:: JOB ::
Which lines hold the string "点亮微心愿"? Copy every one of them.

:: INFORMATION PROVIDED ::
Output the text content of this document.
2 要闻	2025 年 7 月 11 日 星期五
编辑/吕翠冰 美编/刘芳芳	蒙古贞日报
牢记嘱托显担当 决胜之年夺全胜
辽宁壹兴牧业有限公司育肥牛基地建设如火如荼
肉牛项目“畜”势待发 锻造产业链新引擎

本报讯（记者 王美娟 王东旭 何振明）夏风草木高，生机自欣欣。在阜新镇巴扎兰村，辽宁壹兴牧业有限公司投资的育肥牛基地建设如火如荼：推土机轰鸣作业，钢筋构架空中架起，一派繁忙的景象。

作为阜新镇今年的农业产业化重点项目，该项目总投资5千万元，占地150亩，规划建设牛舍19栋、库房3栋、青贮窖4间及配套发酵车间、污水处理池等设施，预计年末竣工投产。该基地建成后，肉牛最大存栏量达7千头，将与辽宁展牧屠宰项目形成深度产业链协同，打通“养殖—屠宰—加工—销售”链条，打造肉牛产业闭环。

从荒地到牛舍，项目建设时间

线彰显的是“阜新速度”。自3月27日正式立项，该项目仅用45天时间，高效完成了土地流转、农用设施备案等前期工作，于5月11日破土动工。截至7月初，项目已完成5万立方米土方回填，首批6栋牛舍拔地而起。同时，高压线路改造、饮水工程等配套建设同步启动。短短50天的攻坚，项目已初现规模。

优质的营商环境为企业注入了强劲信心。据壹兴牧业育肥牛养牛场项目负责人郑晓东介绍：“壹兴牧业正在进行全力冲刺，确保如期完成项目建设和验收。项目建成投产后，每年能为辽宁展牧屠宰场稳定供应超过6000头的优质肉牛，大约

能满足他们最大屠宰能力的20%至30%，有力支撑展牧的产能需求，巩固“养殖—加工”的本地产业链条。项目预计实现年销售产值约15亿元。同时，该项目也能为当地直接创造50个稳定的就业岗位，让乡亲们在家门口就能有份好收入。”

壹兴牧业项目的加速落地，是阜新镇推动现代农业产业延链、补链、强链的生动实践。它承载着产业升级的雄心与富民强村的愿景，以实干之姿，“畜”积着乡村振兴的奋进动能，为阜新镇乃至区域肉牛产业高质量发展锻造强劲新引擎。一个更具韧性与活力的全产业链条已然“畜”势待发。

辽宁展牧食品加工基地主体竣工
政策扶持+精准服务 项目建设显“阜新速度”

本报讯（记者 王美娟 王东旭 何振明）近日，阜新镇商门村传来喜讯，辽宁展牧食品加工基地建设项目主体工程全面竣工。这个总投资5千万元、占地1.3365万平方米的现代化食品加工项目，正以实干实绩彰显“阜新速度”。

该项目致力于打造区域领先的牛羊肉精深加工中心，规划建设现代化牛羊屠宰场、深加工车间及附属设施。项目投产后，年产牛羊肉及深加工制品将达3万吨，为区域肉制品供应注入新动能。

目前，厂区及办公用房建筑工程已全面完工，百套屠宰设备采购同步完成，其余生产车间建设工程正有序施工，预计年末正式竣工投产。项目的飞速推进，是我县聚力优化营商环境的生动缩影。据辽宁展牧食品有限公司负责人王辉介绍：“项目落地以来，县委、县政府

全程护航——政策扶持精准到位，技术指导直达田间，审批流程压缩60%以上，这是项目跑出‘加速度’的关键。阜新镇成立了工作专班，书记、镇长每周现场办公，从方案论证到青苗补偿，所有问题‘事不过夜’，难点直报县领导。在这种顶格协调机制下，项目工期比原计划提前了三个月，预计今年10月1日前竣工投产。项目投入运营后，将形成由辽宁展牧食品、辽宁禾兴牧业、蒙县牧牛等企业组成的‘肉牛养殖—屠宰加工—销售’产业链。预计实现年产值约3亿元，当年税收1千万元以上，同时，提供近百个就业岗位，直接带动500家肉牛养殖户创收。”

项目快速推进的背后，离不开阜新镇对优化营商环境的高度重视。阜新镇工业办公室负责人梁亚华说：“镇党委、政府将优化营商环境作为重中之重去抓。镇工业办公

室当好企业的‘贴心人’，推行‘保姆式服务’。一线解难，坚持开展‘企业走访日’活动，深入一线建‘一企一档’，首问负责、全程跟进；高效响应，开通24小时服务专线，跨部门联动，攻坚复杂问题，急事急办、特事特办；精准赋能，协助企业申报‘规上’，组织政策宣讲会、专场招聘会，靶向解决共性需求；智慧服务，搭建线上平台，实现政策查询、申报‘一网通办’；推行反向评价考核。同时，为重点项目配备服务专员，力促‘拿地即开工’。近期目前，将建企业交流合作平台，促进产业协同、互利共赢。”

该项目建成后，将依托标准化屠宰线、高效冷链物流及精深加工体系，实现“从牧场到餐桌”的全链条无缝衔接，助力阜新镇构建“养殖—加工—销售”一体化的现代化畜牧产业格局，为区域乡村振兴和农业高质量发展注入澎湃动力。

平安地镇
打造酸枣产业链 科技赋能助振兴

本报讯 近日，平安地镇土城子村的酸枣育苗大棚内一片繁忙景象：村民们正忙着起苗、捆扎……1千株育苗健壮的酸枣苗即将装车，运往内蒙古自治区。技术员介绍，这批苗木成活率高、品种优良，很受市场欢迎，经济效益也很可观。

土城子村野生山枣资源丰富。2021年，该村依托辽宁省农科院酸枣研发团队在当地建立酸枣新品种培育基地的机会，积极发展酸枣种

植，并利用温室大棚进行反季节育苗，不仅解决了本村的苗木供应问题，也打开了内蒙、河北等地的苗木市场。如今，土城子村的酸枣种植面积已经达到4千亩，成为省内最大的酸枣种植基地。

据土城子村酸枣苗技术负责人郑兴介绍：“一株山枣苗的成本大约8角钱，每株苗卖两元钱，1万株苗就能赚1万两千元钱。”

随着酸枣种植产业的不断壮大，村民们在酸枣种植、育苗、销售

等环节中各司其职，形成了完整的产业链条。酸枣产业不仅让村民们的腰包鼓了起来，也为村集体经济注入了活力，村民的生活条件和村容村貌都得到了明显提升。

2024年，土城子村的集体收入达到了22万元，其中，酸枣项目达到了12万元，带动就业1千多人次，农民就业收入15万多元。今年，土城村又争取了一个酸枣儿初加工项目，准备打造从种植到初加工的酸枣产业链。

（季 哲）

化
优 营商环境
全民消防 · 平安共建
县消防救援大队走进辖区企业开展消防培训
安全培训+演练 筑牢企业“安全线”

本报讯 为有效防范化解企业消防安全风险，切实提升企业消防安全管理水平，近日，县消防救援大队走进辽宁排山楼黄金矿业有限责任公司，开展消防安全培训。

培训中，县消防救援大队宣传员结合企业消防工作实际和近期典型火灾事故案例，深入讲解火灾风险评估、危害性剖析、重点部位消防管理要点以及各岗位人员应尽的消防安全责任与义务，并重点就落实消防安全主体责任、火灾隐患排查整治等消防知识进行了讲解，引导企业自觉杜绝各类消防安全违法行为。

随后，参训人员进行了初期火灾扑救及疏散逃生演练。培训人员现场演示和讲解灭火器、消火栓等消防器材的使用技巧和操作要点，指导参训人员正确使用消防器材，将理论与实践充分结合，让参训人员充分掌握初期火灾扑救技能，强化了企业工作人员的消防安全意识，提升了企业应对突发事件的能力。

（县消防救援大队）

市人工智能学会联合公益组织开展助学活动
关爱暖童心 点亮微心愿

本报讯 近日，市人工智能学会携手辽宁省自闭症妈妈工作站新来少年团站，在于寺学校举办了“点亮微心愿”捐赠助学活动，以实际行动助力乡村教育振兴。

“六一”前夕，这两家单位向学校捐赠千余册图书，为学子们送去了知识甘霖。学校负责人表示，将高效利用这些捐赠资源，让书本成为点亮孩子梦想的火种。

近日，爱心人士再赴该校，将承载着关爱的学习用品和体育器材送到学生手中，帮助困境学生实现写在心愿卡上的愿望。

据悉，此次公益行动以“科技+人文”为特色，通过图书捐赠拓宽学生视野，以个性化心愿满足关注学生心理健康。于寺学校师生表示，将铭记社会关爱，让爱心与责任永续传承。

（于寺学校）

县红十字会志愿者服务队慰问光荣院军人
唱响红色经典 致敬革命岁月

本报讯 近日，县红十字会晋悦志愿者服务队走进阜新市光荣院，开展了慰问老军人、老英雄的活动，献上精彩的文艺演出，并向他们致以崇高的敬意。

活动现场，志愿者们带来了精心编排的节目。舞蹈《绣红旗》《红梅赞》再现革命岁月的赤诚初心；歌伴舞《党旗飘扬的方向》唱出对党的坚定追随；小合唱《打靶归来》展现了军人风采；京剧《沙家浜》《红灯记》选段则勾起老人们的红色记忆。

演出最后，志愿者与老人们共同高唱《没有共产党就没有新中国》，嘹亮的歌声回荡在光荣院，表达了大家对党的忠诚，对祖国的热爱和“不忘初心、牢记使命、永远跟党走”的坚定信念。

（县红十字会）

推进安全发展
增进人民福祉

:: CORRECT OUTPUT ::
关爱暖童心 点亮微心愿
本报讯 近日，市人工智能学会携手辽宁省自闭症妈妈工作站新来少年团站，在于寺学校举办了“点亮微心愿”捐赠助学活动，以实际行动助力乡村教育振兴。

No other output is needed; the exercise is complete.